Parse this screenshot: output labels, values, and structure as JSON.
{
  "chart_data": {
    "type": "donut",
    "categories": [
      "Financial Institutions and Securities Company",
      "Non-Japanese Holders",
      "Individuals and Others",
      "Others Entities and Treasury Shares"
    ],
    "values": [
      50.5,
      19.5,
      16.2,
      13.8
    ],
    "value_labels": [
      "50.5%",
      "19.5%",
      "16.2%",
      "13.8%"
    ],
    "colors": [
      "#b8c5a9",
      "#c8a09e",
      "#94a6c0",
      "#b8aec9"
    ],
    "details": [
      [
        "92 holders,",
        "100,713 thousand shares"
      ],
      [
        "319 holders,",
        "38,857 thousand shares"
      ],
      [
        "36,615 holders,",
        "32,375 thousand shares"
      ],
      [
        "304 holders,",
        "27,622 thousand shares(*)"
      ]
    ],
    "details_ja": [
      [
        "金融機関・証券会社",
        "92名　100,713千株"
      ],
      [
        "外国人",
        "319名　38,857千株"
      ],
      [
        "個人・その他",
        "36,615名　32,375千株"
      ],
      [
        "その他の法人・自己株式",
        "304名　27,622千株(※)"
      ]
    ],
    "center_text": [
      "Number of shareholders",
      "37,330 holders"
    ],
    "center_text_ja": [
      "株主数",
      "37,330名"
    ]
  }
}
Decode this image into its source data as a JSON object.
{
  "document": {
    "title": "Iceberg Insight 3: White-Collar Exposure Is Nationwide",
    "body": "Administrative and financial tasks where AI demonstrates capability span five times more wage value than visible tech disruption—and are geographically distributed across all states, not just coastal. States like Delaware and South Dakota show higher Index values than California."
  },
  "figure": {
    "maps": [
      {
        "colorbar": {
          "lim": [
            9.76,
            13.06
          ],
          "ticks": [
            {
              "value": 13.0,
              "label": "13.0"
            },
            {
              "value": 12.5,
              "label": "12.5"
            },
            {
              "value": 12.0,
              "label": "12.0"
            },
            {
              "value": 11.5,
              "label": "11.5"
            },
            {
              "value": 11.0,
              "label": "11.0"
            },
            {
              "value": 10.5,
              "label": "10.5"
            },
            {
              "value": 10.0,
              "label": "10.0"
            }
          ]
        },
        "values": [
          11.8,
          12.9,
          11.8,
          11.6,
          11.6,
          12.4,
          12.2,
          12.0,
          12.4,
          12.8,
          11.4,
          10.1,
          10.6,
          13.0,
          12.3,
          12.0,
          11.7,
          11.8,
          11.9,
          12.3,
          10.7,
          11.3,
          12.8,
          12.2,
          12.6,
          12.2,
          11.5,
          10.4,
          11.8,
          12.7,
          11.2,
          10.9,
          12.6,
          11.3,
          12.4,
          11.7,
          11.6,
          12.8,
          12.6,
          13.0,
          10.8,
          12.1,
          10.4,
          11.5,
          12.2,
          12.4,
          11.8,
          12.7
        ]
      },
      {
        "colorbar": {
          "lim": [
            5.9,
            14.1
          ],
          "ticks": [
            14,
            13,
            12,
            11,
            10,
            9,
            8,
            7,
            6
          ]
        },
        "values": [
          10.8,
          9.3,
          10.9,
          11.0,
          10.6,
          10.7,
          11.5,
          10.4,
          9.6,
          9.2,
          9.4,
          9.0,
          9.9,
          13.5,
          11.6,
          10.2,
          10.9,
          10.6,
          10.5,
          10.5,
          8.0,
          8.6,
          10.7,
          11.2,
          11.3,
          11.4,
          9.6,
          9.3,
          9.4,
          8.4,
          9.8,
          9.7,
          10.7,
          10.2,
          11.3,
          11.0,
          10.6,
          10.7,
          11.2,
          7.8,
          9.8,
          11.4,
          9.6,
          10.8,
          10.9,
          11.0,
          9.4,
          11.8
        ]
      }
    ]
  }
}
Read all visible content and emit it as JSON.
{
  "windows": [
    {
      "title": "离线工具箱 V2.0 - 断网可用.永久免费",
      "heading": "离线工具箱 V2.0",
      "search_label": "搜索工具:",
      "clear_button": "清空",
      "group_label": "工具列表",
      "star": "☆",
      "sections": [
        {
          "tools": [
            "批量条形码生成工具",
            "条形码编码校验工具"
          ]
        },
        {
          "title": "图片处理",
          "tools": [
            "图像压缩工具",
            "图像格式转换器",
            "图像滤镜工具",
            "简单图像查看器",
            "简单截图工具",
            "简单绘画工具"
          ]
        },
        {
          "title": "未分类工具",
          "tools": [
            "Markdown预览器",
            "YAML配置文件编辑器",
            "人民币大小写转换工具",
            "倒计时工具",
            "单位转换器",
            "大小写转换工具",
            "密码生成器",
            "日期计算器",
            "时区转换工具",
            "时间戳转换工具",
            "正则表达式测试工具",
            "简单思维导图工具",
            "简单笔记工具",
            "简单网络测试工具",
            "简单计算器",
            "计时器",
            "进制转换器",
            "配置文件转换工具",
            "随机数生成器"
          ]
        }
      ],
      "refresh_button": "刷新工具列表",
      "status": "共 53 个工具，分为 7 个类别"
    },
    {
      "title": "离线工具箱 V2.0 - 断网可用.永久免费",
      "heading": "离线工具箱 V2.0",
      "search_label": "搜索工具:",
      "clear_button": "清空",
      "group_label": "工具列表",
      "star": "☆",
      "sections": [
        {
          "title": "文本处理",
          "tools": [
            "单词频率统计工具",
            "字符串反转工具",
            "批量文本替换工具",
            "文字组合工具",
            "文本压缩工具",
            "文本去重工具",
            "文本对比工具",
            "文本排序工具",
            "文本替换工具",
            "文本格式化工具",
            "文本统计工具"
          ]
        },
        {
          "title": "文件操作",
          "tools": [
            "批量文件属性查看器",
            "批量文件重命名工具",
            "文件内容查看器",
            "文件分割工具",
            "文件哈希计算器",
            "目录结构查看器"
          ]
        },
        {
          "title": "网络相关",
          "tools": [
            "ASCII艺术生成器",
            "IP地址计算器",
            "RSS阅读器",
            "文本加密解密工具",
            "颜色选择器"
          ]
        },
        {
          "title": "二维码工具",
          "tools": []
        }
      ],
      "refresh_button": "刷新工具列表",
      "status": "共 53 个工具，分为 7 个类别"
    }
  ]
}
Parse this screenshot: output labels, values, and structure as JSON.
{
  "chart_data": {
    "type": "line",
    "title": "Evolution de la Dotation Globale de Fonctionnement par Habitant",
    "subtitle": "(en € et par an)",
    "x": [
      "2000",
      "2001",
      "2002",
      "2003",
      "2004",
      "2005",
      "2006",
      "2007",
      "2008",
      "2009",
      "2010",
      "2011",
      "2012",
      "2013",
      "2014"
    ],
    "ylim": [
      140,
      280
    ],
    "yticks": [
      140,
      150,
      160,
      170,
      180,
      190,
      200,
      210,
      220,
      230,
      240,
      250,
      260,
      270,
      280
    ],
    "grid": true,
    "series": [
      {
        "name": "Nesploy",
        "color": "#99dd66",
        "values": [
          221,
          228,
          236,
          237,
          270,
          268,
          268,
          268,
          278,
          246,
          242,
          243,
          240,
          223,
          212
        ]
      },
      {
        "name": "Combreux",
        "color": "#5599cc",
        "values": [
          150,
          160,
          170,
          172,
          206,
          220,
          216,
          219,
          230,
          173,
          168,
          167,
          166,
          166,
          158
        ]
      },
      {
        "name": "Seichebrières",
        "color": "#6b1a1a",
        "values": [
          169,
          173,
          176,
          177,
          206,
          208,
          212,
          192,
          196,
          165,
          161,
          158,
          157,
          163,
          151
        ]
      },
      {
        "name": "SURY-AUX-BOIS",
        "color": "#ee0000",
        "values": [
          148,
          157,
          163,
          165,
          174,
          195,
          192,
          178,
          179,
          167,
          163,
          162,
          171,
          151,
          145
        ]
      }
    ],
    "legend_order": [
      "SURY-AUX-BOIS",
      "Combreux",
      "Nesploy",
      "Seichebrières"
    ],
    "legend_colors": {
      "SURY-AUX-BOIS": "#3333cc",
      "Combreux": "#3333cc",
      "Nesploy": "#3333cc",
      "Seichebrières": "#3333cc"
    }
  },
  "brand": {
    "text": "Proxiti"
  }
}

Written exercise: Where a line in the material contains "JSON", copy that line.

Complete output:
Parse this screenshot: output labels, values, and structure as JSON.
Decode this image into its source data as a JSON object.
Read all visible content and emit it as JSON.
Parse this screenshot: output labels, values, and structure as JSON.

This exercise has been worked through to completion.